◆ **Given request**
Set out the lines between the one holding "image-pixel [878,378,887,386]" and the one holding "image-pixel [188,993,197,1002]", inclusive, as a numbered list with any blank lines left out.
— BEGIN Material provided —
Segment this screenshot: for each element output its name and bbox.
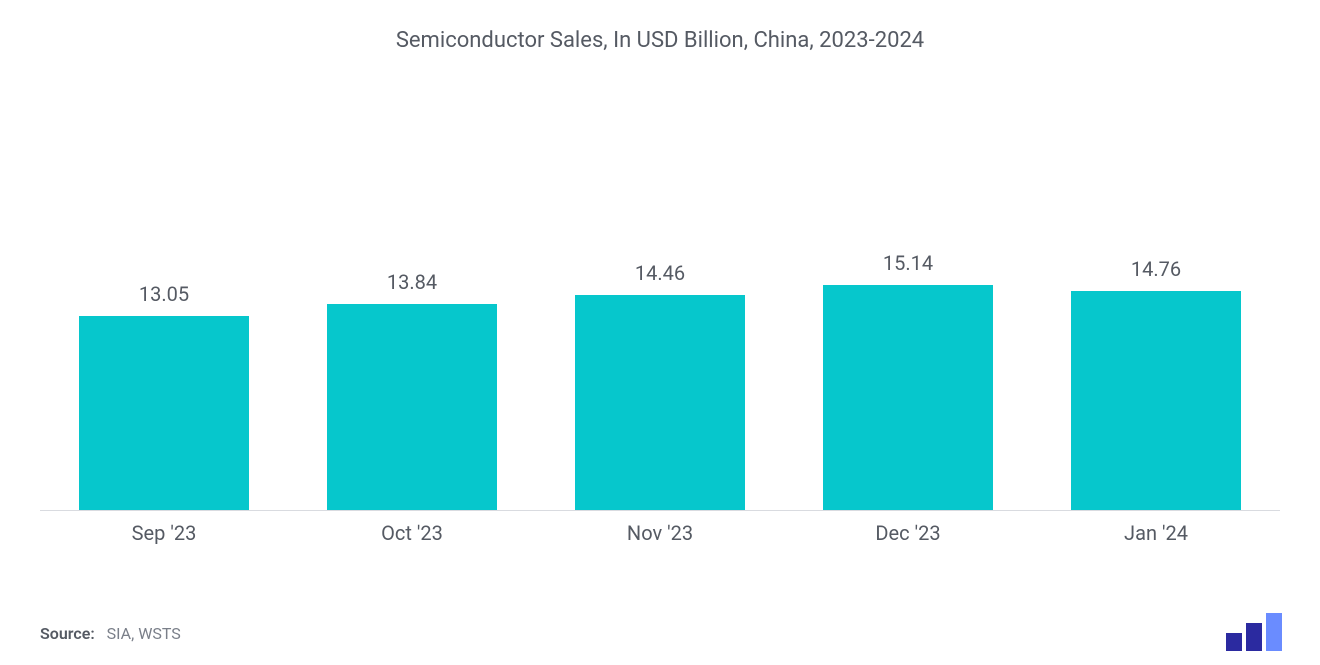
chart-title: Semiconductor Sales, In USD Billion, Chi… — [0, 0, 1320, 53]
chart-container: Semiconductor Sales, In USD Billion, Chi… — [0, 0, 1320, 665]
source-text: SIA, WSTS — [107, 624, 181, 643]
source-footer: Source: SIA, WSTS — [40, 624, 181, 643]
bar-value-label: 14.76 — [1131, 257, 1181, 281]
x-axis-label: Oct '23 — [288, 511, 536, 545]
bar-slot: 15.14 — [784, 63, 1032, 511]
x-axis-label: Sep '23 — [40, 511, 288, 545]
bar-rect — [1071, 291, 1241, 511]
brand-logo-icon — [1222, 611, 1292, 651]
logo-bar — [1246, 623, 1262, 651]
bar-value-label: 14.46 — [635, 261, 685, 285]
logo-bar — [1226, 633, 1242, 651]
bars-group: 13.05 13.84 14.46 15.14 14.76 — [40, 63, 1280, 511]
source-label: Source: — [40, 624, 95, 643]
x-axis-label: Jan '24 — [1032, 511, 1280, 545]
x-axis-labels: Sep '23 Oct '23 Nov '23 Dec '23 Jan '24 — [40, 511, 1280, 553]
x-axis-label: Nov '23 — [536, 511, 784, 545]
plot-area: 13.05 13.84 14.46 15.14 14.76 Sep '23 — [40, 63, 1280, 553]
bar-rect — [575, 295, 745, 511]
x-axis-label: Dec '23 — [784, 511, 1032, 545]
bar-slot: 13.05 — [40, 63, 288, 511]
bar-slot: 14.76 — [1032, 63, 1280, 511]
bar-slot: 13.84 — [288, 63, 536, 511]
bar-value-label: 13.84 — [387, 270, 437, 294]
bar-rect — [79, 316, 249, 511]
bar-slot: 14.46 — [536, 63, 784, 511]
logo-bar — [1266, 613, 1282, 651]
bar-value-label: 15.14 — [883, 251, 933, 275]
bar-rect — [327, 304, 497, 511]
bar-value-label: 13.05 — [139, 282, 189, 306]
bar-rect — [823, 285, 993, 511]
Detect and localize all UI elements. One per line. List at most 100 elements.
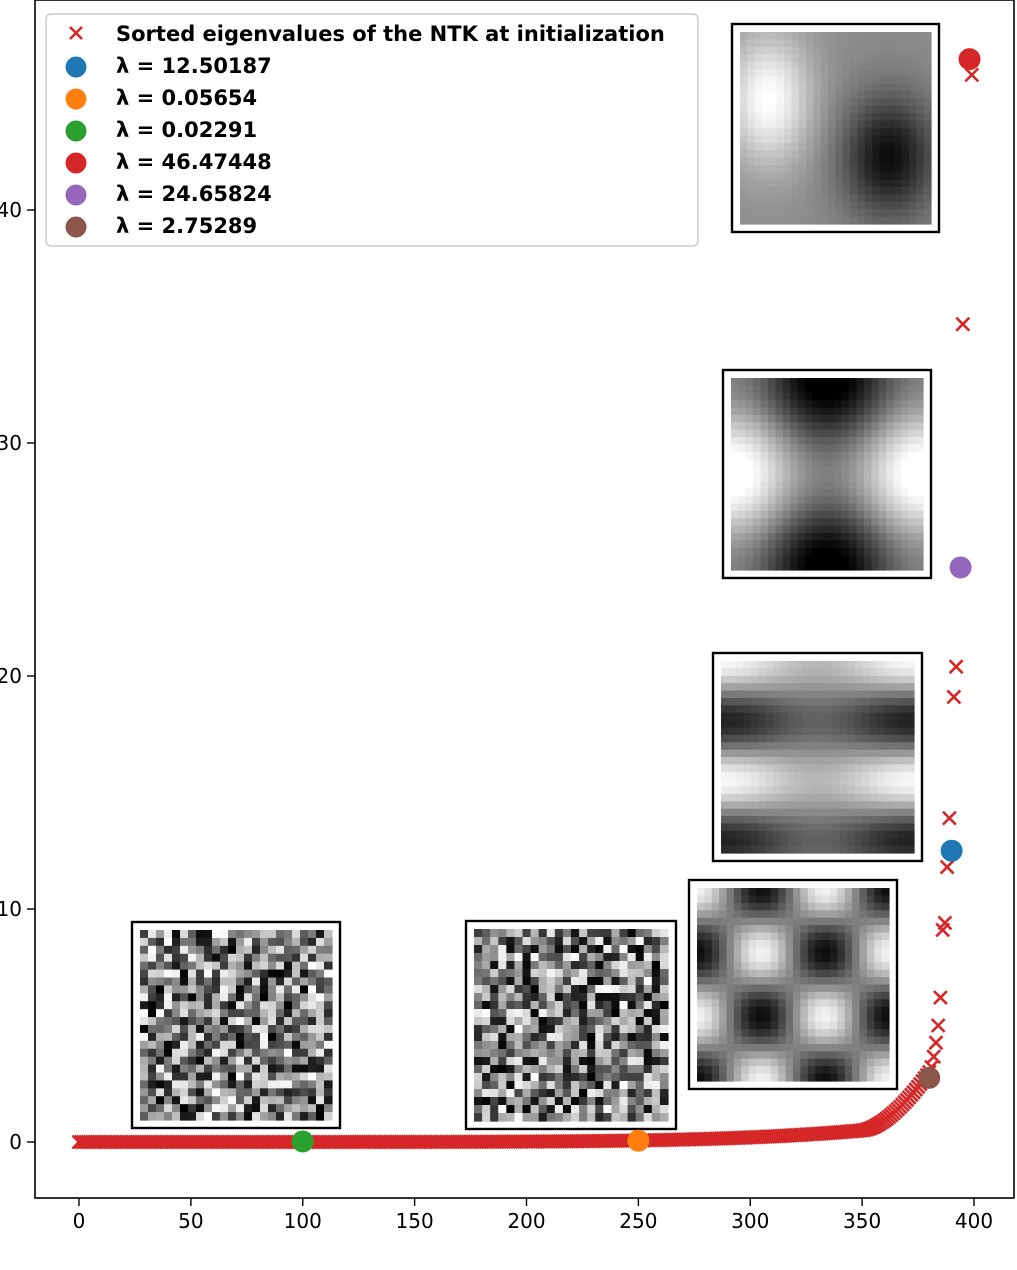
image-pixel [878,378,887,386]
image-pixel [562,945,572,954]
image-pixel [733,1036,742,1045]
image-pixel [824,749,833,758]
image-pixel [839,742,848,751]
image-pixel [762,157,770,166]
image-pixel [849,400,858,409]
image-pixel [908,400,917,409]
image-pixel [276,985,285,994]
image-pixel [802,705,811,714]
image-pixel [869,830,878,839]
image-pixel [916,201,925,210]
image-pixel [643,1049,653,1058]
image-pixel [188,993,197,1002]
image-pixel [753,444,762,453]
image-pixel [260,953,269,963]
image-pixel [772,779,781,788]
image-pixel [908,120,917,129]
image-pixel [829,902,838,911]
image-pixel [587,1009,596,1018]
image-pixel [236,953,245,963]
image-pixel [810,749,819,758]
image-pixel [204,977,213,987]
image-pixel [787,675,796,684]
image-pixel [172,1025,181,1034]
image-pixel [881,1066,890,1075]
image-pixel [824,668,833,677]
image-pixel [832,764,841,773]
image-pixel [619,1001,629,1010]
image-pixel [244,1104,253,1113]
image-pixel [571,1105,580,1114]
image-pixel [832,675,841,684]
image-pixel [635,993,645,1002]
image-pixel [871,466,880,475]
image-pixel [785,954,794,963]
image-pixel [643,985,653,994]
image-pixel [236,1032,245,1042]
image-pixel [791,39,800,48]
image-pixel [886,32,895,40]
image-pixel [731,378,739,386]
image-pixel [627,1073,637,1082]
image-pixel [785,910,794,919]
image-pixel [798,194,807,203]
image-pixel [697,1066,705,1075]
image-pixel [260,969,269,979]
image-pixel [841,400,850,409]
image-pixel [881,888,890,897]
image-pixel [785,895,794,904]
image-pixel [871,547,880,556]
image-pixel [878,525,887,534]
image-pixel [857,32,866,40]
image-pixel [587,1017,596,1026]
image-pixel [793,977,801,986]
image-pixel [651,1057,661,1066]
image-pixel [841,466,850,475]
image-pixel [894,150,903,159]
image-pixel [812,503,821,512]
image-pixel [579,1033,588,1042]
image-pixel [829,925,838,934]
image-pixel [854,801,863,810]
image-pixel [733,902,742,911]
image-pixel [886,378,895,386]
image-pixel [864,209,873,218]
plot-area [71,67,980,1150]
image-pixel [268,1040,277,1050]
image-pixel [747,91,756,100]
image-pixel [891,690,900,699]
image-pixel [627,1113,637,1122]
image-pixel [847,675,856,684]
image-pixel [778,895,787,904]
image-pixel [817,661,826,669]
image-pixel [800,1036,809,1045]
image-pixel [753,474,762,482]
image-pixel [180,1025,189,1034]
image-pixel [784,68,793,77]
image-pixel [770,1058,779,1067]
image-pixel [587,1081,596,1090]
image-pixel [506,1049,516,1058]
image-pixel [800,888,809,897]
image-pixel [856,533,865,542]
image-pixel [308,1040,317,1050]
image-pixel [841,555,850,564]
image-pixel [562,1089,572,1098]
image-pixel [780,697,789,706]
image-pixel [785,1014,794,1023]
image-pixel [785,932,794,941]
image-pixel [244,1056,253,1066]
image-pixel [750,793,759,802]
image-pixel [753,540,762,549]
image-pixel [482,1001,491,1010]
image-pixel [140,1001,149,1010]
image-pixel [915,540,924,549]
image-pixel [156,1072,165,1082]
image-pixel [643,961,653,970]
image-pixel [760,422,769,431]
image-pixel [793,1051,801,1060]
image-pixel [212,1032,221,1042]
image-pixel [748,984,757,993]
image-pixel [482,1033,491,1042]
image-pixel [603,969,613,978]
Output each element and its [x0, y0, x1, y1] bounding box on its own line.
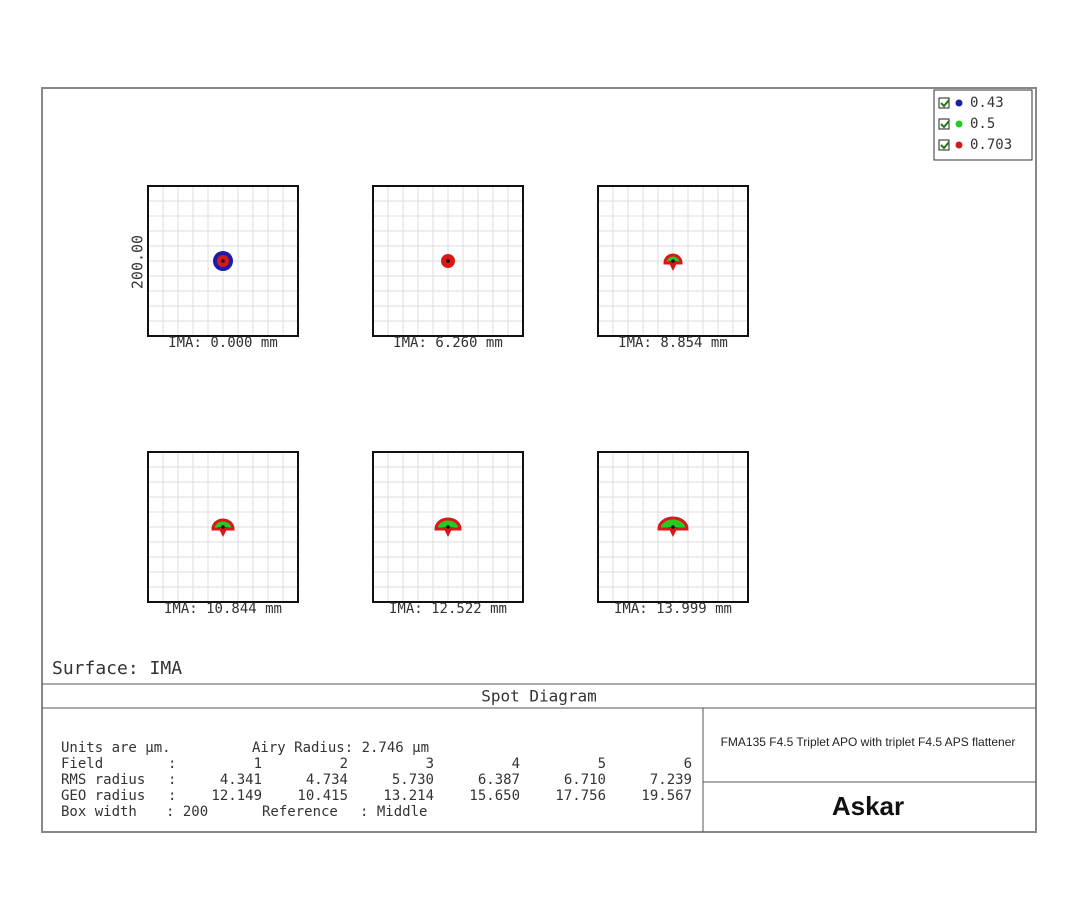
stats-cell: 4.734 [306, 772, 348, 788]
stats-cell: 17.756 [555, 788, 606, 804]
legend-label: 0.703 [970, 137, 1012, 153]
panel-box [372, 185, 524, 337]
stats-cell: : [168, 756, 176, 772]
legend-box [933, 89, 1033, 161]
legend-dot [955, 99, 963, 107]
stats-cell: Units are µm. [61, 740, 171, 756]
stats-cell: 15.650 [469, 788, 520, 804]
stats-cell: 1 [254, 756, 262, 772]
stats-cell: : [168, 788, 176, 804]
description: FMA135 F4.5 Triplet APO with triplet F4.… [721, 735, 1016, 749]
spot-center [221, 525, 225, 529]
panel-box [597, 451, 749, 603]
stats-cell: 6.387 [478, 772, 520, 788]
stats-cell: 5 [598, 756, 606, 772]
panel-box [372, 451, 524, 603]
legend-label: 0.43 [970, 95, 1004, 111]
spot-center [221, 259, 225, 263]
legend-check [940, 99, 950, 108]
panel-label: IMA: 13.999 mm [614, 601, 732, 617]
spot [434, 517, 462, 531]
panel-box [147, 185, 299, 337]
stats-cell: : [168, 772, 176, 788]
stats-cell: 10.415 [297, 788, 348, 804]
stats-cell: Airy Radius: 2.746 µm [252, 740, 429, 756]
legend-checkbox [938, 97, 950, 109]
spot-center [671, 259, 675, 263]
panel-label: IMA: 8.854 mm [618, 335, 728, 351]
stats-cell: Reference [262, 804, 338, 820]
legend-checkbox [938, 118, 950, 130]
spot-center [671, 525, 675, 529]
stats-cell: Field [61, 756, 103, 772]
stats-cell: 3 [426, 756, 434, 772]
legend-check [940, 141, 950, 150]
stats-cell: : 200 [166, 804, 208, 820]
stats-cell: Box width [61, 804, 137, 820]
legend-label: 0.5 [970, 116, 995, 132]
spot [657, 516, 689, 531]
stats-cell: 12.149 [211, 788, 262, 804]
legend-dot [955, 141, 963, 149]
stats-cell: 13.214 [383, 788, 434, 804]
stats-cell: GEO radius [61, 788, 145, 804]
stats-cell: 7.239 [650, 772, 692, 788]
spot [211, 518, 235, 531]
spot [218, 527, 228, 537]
— END Material provided —
◆ **Problem solution**
1. image-pixel [878,378,887,386]
2. image-pixel [562,945,572,954]
3. image-pixel [733,1036,742,1045]
4. image-pixel [824,749,833,758]
5. image-pixel [839,742,848,751]
6. image-pixel [762,157,770,166]
7. image-pixel [849,400,858,409]
8. image-pixel [908,400,917,409]
9. image-pixel [276,985,285,994]
10. image-pixel [802,705,811,714]
11. image-pixel [869,830,878,839]
12. image-pixel [916,201,925,210]
13. image-pixel [643,1049,653,1058]
14. image-pixel [188,993,197,1002]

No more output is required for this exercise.